(Extracted data entries)
____

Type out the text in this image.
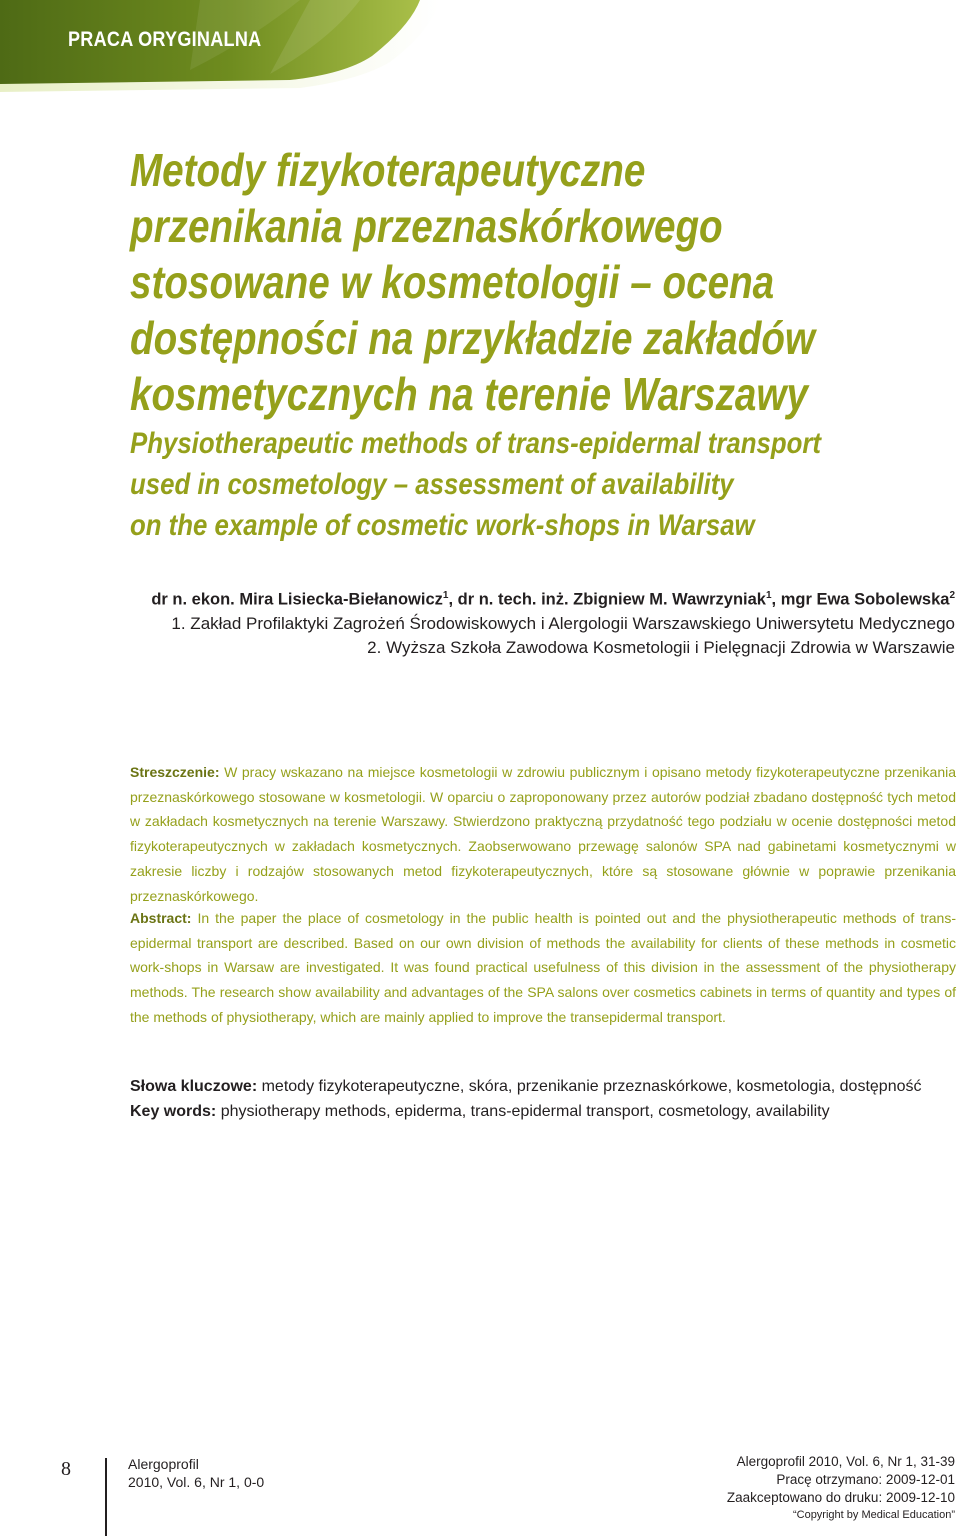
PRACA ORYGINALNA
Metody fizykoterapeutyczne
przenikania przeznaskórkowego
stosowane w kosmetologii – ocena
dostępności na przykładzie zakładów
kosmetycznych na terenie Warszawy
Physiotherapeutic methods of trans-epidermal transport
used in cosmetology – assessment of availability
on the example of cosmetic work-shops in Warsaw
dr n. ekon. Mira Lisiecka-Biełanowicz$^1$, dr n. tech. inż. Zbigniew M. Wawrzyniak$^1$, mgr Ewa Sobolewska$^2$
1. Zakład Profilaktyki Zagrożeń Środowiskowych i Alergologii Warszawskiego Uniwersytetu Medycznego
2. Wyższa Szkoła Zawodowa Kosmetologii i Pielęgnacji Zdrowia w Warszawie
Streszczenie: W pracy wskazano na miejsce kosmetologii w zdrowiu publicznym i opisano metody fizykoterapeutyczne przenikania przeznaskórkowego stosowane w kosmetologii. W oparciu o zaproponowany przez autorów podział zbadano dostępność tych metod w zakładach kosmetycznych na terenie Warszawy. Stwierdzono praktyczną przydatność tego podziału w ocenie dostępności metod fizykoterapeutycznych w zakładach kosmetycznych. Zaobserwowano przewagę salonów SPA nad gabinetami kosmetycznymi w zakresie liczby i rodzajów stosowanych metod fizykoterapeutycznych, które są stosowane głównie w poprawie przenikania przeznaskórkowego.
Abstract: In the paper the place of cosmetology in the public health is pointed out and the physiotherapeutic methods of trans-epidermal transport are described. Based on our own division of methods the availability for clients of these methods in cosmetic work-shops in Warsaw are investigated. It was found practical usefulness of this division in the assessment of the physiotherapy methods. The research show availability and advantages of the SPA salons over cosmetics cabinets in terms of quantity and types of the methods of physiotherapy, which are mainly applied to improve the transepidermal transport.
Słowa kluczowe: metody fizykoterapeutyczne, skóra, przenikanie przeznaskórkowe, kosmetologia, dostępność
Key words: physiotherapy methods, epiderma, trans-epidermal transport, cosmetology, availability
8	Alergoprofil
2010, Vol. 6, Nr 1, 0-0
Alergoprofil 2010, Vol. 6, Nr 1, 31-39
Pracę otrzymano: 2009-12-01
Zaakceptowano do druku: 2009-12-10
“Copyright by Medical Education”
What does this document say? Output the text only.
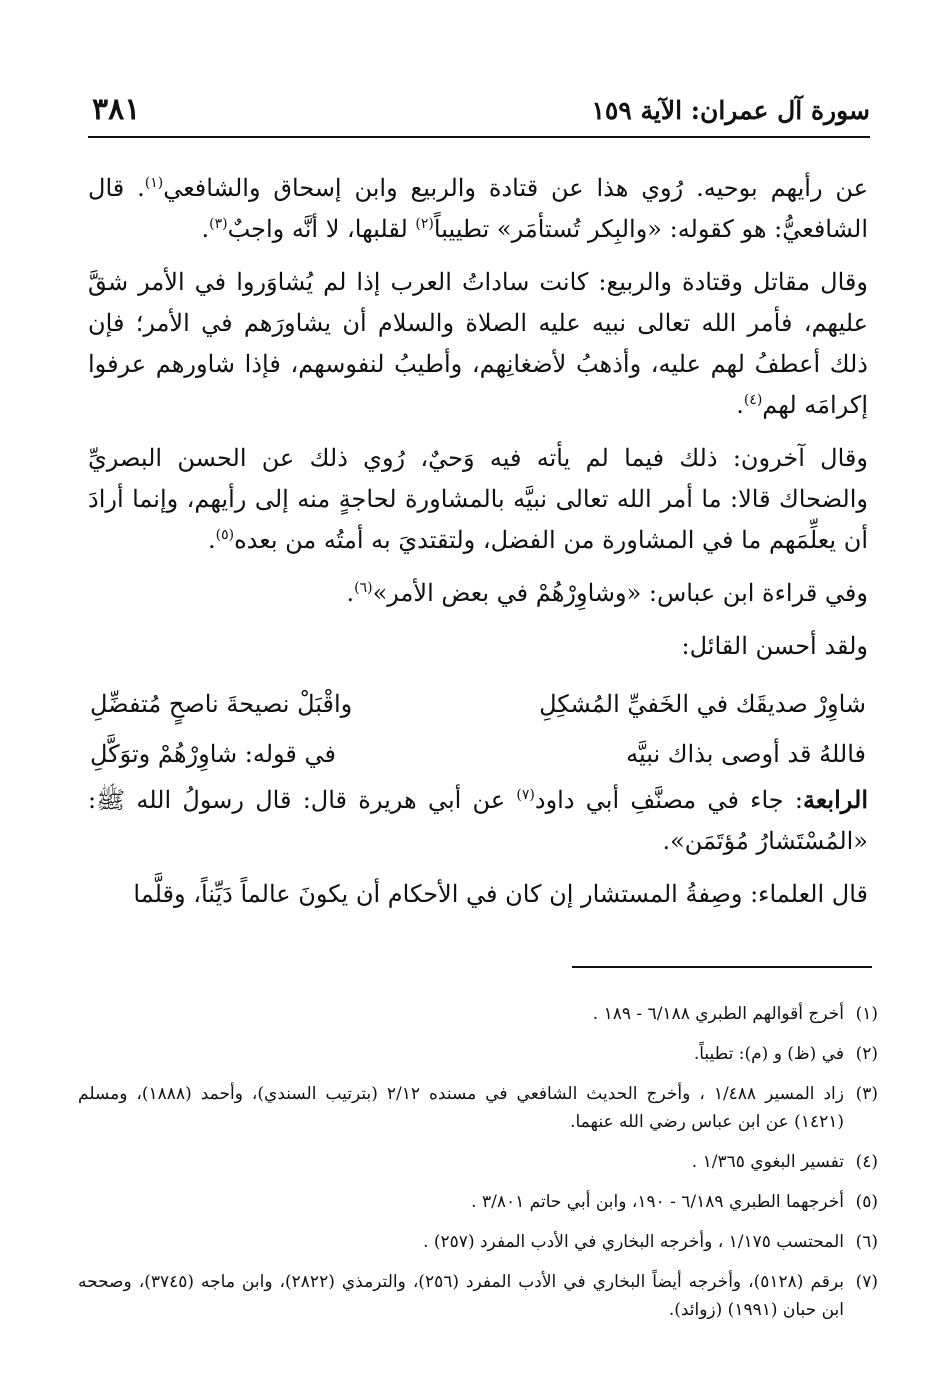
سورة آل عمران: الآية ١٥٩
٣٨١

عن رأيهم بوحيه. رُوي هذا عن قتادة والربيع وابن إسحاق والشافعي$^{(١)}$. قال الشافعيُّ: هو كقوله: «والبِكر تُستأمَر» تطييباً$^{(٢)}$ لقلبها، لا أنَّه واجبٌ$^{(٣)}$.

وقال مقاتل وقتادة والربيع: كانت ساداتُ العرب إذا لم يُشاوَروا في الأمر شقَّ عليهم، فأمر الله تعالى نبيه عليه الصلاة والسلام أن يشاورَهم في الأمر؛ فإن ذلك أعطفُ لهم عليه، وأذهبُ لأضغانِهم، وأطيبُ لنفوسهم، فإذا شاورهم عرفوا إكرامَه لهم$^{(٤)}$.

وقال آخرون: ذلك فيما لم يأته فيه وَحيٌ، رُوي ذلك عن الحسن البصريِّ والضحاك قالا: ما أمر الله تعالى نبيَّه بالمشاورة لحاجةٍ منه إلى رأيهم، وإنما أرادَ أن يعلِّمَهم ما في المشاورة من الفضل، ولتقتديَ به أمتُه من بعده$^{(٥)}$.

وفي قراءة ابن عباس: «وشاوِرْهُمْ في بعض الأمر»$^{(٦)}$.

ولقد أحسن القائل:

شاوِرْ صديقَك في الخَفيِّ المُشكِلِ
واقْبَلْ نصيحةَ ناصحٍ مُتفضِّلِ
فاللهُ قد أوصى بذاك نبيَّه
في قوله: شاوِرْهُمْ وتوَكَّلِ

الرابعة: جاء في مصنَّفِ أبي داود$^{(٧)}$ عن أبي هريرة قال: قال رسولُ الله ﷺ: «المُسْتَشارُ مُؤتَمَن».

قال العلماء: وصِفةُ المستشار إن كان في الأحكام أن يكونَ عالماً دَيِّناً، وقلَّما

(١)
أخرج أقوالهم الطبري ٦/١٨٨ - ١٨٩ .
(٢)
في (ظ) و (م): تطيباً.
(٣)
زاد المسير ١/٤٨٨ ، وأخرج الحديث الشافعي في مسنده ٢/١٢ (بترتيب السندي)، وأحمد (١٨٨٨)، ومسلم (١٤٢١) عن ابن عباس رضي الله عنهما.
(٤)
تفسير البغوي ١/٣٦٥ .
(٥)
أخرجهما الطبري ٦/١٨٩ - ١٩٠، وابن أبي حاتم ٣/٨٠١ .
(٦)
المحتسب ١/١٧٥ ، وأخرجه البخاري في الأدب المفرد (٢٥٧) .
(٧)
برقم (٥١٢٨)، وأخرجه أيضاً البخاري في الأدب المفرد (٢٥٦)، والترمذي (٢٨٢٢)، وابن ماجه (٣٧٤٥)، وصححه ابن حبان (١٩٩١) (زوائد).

____

Pictures are to be left out; otherwise, copy exactly each line from the one containing "What does this" through the last line of the listing.

What does this document say? Output the text only.
سورة آل عمران: الآية ١٥٩
٣٨١

عن رأيهم بوحيه. رُوي هذا عن قتادة والربيع وابن إسحاق والشافعي$^{(١)}$. قال الشافعيُّ: هو كقوله: «والبِكر تُستأمَر» تطييباً$^{(٢)}$ لقلبها، لا أنَّه واجبٌ$^{(٣)}$.

وقال مقاتل وقتادة والربيع: كانت ساداتُ العرب إذا لم يُشاوَروا في الأمر شقَّ عليهم، فأمر الله تعالى نبيه عليه الصلاة والسلام أن يشاورَهم في الأمر؛ فإن ذلك أعطفُ لهم عليه، وأذهبُ لأضغانِهم، وأطيبُ لنفوسهم، فإذا شاورهم عرفوا إكرامَه لهم$^{(٤)}$.

وقال آخرون: ذلك فيما لم يأته فيه وَحيٌ، رُوي ذلك عن الحسن البصريِّ والضحاك قالا: ما أمر الله تعالى نبيَّه بالمشاورة لحاجةٍ منه إلى رأيهم، وإنما أرادَ أن يعلِّمَهم ما في المشاورة من الفضل، ولتقتديَ به أمتُه من بعده$^{(٥)}$.

وفي قراءة ابن عباس: «وشاوِرْهُمْ في بعض الأمر»$^{(٦)}$.

ولقد أحسن القائل:

شاوِرْ صديقَك في الخَفيِّ المُشكِلِ
واقْبَلْ نصيحةَ ناصحٍ مُتفضِّلِ
فاللهُ قد أوصى بذاك نبيَّه
في قوله: شاوِرْهُمْ وتوَكَّلِ

الرابعة: جاء في مصنَّفِ أبي داود$^{(٧)}$ عن أبي هريرة قال: قال رسولُ الله ﷺ: «المُسْتَشارُ مُؤتَمَن».

قال العلماء: وصِفةُ المستشار إن كان في الأحكام أن يكونَ عالماً دَيِّناً، وقلَّما

(١)
أخرج أقوالهم الطبري ٦/١٨٨ - ١٨٩ .
(٢)
في (ظ) و (م): تطيباً.
(٣)
زاد المسير ١/٤٨٨ ، وأخرج الحديث الشافعي في مسنده ٢/١٢ (بترتيب السندي)، وأحمد (١٨٨٨)، ومسلم (١٤٢١) عن ابن عباس رضي الله عنهما.
(٤)
تفسير البغوي ١/٣٦٥ .
(٥)
أخرجهما الطبري ٦/١٨٩ - ١٩٠، وابن أبي حاتم ٣/٨٠١ .
(٦)
المحتسب ١/١٧٥ ، وأخرجه البخاري في الأدب المفرد (٢٥٧) .
(٧)
برقم (٥١٢٨)، وأخرجه أيضاً البخاري في الأدب المفرد (٢٥٦)، والترمذي (٢٨٢٢)، وابن ماجه (٣٧٤٥)، وصححه ابن حبان (١٩٩١) (زوائد).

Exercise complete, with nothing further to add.